### Entries provided
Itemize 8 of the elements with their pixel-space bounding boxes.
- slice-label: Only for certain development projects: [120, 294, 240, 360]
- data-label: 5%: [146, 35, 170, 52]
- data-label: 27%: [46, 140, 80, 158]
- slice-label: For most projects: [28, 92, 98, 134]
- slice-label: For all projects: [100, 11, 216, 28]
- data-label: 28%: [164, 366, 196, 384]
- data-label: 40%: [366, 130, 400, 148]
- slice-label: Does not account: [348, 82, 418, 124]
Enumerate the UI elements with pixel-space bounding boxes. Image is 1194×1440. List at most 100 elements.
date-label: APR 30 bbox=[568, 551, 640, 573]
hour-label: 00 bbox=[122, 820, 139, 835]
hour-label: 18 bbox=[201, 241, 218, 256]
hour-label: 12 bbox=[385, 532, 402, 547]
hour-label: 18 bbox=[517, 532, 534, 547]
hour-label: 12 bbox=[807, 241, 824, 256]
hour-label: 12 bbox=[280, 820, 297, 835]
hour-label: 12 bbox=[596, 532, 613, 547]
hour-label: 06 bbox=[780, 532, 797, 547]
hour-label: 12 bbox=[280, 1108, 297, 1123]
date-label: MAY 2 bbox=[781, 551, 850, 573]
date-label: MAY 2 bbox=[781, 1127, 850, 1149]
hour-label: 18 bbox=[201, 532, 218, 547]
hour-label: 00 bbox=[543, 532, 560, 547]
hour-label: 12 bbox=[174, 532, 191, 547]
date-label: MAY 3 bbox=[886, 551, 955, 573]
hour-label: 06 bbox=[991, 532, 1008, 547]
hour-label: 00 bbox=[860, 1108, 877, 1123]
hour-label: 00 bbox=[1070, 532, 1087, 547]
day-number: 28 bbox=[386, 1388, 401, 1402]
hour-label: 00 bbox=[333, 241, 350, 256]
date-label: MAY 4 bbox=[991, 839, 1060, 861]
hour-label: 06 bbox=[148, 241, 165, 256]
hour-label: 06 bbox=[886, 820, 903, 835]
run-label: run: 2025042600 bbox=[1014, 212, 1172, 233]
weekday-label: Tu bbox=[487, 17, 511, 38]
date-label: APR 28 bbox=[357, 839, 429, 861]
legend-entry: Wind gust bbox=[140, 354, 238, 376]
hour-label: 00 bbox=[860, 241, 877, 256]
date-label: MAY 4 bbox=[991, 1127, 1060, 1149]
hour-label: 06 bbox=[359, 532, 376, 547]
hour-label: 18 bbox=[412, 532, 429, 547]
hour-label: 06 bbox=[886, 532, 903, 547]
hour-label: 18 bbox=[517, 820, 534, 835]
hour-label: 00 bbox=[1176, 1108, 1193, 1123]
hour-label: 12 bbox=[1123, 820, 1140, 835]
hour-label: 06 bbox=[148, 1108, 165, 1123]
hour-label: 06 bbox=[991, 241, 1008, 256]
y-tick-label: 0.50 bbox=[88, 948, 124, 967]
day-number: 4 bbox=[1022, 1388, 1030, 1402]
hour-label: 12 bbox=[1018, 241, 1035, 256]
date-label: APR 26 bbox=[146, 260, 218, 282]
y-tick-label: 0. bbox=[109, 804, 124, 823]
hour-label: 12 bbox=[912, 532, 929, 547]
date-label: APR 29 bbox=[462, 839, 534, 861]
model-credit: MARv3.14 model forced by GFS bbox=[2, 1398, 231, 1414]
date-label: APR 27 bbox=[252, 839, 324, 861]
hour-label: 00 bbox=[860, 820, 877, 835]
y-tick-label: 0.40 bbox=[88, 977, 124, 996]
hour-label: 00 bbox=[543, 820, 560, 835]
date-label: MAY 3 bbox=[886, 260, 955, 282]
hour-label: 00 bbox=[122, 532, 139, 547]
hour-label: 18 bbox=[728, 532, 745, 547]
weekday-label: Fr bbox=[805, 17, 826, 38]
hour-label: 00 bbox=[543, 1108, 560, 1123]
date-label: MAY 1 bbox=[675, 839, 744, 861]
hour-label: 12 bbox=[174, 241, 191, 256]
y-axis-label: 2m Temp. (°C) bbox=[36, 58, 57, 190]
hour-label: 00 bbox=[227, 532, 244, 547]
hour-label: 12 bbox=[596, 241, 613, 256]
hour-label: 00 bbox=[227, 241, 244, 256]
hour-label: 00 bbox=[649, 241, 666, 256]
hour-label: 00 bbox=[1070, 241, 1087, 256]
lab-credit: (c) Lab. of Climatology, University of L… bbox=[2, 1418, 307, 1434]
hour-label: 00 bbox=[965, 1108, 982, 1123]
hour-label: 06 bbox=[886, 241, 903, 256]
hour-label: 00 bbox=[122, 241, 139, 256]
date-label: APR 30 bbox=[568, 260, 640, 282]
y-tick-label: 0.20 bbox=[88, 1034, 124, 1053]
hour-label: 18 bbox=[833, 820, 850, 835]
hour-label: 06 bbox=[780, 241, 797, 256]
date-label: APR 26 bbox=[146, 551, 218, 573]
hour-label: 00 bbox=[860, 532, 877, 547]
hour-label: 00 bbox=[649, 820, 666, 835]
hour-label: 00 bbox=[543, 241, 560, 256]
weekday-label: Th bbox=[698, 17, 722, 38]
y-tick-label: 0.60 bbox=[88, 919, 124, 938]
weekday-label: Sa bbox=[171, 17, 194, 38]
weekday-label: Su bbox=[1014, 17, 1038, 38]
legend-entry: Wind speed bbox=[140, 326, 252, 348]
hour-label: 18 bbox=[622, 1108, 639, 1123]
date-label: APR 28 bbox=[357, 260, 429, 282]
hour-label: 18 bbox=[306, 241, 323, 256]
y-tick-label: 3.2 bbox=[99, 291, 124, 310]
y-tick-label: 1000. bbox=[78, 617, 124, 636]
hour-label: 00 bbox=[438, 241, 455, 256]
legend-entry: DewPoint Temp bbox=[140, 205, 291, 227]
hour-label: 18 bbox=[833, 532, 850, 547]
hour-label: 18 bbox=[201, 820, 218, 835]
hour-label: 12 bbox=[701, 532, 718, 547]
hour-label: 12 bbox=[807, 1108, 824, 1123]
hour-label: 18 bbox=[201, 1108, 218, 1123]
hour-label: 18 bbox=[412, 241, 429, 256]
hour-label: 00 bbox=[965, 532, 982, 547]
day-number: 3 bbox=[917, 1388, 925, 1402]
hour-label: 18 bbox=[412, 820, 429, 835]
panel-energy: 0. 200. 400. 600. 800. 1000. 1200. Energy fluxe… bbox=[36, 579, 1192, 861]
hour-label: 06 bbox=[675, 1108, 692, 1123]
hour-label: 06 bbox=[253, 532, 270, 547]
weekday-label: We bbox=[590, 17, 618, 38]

### Your objective
Write out the records from their first line through the line containing "- slice-label: Does", including both of those lines.

### Result for this exercise
Itemize 8 of the elements with their pixel-space bounding boxes.
- slice-label: Only for certain development projects: [120, 294, 240, 360]
- data-label: 5%: [146, 35, 170, 52]
- data-label: 27%: [46, 140, 80, 158]
- slice-label: For most projects: [28, 92, 98, 134]
- slice-label: For all projects: [100, 11, 216, 28]
- data-label: 28%: [164, 366, 196, 384]
- data-label: 40%: [366, 130, 400, 148]
- slice-label: Does not account: [348, 82, 418, 124]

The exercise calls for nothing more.